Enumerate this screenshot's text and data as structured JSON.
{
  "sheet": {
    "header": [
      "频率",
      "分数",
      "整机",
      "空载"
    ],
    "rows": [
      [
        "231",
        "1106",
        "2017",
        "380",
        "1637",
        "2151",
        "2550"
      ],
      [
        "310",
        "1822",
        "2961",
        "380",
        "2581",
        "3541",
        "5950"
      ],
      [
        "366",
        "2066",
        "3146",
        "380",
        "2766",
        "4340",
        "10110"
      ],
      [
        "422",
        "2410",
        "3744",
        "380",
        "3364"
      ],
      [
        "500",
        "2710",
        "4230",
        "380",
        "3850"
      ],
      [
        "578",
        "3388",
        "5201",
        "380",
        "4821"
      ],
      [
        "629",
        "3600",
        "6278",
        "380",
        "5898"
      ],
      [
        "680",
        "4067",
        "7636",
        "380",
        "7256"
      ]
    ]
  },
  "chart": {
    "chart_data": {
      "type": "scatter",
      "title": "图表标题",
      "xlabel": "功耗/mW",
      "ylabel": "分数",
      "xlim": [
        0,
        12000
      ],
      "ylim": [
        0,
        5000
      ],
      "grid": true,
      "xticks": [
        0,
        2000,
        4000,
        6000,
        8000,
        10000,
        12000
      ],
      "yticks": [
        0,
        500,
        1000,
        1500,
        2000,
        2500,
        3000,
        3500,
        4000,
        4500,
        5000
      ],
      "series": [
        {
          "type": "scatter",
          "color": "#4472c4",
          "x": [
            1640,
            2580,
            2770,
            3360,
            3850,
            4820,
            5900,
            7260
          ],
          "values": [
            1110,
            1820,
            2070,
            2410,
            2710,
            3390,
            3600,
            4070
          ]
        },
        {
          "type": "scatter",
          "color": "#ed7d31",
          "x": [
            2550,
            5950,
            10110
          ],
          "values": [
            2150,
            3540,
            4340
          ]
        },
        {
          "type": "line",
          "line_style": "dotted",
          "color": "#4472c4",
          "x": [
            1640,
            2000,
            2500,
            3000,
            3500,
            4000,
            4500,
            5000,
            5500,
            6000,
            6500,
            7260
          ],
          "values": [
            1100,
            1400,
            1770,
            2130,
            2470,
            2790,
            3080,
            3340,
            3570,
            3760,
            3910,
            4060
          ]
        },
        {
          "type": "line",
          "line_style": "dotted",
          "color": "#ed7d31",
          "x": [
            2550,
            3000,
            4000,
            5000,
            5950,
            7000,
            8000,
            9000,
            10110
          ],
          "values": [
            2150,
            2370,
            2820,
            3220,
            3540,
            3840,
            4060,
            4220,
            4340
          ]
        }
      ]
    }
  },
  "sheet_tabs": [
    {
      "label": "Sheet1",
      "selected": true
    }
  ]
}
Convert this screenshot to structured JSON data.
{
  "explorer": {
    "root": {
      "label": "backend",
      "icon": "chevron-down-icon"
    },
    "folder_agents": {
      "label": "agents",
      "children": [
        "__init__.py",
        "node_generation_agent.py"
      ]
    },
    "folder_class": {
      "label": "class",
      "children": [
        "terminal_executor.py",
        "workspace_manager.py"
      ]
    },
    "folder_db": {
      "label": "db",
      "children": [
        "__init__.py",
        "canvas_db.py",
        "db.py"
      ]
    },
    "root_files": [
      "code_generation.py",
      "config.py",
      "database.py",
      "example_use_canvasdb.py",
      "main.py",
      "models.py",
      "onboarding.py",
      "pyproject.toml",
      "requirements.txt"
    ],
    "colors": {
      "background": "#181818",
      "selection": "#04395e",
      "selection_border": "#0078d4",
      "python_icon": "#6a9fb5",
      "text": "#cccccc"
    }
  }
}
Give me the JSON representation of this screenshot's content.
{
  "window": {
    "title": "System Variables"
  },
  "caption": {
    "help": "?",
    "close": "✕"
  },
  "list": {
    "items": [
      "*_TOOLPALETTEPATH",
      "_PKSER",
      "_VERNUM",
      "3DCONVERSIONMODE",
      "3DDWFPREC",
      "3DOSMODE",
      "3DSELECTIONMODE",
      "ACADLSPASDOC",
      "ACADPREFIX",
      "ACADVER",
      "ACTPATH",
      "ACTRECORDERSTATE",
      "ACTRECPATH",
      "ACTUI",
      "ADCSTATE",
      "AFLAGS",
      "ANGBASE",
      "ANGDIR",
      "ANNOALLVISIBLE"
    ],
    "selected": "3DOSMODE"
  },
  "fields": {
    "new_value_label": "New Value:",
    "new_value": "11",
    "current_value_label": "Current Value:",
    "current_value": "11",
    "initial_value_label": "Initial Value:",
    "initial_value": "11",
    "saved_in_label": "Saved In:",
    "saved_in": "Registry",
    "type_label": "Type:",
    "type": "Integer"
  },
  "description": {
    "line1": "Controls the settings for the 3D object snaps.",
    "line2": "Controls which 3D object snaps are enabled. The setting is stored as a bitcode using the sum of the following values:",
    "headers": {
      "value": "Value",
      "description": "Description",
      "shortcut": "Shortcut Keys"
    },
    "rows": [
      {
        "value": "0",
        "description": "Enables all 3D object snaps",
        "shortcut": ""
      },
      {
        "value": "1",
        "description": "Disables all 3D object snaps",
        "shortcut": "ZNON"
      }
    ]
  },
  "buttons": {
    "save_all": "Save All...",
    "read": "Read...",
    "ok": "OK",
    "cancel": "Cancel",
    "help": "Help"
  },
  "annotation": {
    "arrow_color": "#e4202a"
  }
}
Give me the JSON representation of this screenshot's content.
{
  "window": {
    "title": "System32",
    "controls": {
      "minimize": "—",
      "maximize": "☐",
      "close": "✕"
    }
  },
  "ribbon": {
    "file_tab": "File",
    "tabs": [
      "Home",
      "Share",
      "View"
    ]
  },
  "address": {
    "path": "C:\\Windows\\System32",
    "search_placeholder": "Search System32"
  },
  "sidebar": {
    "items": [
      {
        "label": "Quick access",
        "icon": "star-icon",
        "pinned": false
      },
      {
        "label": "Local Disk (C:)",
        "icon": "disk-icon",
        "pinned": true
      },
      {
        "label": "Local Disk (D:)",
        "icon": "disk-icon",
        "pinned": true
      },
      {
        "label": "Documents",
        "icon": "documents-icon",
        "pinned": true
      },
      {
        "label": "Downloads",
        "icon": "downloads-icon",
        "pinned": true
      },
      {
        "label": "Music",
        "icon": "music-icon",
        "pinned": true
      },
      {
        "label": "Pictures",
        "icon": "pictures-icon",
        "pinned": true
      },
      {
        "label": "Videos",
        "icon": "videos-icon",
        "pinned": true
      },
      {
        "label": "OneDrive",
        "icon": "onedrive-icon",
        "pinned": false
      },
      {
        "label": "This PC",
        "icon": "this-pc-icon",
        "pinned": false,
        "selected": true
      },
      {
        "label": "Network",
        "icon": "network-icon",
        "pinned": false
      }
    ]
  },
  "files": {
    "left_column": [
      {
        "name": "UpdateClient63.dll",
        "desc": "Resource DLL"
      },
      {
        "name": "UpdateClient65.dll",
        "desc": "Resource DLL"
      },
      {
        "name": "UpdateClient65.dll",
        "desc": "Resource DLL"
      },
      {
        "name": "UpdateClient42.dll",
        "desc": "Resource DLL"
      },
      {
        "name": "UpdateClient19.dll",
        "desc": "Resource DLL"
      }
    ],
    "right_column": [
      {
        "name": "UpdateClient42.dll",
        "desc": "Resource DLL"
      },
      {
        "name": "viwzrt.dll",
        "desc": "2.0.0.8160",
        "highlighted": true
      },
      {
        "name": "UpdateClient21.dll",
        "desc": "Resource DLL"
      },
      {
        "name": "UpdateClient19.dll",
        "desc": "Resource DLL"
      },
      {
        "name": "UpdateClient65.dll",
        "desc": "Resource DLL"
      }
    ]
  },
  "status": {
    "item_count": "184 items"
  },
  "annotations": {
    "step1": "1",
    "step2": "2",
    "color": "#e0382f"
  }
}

▸ Stated exercise: In the data above, how many lines contain the string "JSON"? Answer with the number only.

▸ Solved exercise: 4